Entries supplied ::
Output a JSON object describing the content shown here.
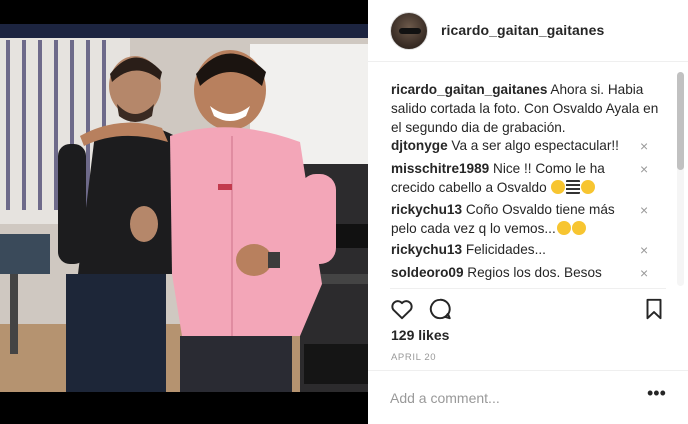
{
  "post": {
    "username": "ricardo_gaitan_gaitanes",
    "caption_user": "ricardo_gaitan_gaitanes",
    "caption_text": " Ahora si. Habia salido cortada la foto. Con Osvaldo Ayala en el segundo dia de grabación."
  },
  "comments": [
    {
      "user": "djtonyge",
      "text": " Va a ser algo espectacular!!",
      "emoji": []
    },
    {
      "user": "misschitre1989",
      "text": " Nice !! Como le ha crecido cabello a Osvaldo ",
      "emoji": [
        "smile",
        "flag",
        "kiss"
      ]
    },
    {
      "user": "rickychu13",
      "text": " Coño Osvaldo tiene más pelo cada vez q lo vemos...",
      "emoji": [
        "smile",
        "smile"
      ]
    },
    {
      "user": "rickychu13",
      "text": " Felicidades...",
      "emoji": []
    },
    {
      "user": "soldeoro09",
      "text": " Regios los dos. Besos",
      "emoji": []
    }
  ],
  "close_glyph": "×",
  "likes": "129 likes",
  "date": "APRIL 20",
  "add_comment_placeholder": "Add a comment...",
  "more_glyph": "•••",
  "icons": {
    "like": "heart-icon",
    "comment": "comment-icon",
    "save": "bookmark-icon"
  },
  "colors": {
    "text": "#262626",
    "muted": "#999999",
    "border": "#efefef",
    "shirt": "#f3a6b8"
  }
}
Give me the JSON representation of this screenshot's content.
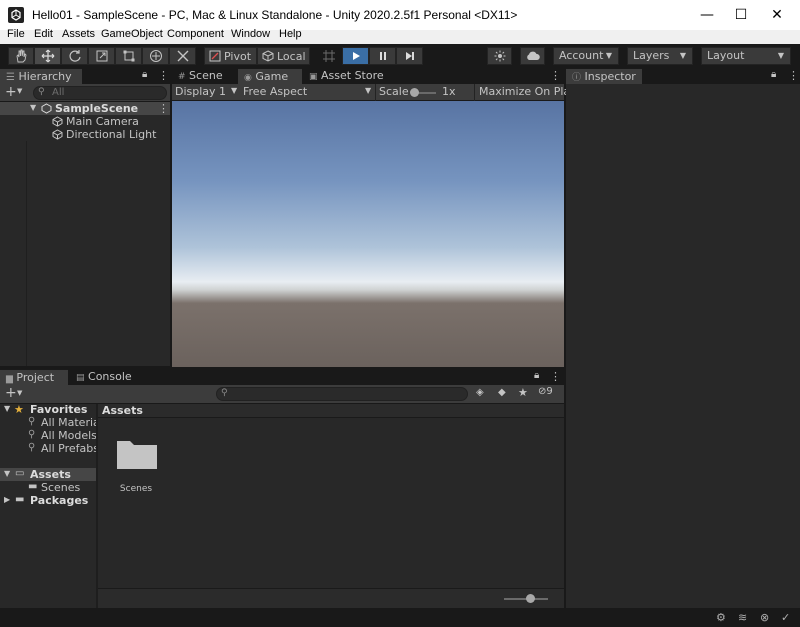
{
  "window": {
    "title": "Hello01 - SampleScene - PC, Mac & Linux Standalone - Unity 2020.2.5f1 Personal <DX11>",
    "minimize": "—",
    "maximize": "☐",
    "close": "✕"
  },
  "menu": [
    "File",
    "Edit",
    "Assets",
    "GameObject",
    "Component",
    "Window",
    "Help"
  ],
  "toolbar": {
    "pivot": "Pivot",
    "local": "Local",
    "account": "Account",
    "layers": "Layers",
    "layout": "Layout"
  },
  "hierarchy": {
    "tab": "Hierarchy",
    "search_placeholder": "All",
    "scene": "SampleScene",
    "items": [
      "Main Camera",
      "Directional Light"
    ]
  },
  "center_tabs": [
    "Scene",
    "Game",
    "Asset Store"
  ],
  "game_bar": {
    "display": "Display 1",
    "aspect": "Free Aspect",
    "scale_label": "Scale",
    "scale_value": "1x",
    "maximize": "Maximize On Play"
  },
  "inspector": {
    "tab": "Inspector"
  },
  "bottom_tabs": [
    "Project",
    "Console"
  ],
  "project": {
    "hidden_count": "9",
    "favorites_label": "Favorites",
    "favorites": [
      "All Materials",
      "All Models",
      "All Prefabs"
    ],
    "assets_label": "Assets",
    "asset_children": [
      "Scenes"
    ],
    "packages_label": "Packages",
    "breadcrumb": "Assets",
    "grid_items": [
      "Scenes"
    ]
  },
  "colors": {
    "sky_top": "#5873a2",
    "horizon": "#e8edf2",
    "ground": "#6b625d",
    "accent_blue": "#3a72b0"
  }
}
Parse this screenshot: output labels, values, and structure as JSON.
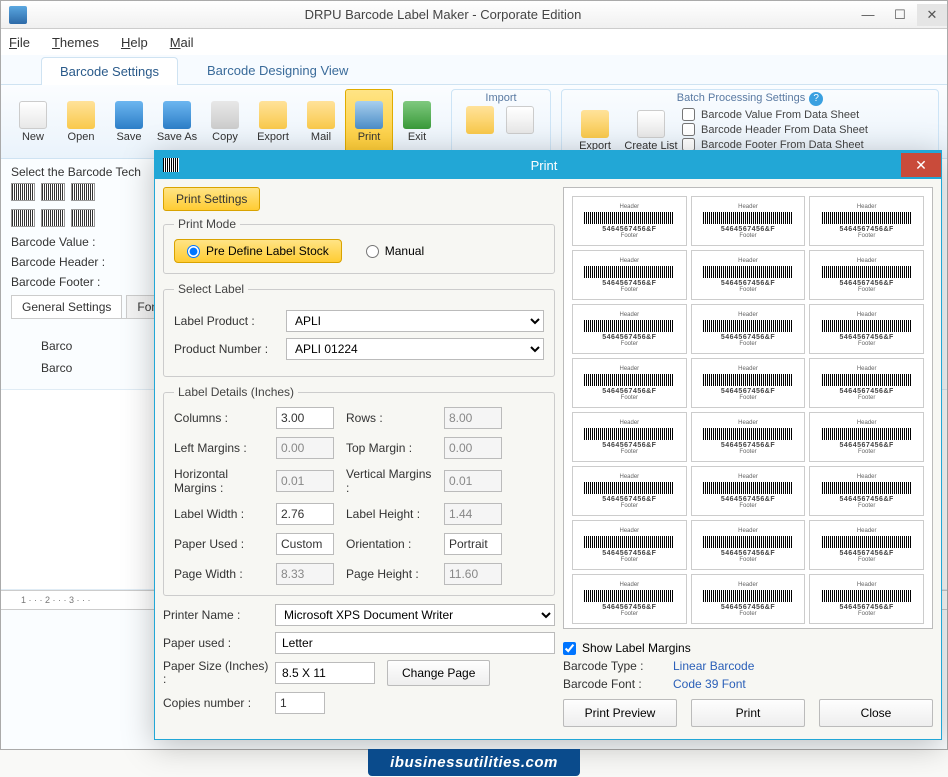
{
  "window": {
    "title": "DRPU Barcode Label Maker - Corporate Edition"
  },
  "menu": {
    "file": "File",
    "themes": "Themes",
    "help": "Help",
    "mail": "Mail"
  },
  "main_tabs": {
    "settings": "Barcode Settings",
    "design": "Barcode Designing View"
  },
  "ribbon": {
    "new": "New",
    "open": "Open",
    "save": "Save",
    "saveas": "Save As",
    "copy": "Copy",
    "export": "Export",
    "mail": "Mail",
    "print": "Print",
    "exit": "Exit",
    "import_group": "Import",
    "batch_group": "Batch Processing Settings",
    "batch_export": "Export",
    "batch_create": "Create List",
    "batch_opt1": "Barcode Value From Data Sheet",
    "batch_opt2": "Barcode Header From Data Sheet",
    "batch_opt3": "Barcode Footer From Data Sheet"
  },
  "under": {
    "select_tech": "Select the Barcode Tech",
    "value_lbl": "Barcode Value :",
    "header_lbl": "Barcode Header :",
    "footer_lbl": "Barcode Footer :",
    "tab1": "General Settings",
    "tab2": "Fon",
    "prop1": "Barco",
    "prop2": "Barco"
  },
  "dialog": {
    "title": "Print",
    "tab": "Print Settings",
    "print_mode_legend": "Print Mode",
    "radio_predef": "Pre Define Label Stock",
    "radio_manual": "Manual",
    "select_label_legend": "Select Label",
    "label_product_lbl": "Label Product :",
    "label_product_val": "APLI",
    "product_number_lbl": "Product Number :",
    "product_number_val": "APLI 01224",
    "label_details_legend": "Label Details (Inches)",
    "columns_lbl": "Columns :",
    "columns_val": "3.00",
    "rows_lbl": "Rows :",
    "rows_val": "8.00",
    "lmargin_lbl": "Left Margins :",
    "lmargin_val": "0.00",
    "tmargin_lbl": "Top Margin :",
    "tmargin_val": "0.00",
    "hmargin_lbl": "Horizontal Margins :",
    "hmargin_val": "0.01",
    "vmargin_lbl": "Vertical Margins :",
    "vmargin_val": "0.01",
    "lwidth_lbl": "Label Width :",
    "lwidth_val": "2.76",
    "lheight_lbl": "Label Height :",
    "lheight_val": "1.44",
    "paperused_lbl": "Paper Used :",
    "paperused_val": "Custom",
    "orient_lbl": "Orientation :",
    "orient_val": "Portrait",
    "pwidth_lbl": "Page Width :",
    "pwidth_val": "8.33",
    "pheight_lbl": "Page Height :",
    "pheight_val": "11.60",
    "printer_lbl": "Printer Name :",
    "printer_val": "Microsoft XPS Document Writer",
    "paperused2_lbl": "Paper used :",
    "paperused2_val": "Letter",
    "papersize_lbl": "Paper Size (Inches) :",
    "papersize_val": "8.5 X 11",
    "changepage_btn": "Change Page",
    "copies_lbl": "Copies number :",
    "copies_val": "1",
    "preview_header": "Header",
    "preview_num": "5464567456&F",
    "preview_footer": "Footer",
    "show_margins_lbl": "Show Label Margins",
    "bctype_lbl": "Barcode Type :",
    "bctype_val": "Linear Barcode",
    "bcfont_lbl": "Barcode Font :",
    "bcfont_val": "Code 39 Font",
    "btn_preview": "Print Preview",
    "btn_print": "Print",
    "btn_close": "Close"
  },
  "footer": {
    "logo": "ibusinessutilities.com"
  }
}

Stated problem ::
Search the entries for the word "Osvaldo" and copy every line that has it.

Finished exercise ::
    "caption_text": " Ahora si. Habia salido cortada la foto. Con Osvaldo Ayala en el segundo dia de grabación."
      "text": " Nice !! Como le ha crecido cabello a Osvaldo ",
      "text": " Coño Osvaldo tiene más pelo cada vez q lo vemos...",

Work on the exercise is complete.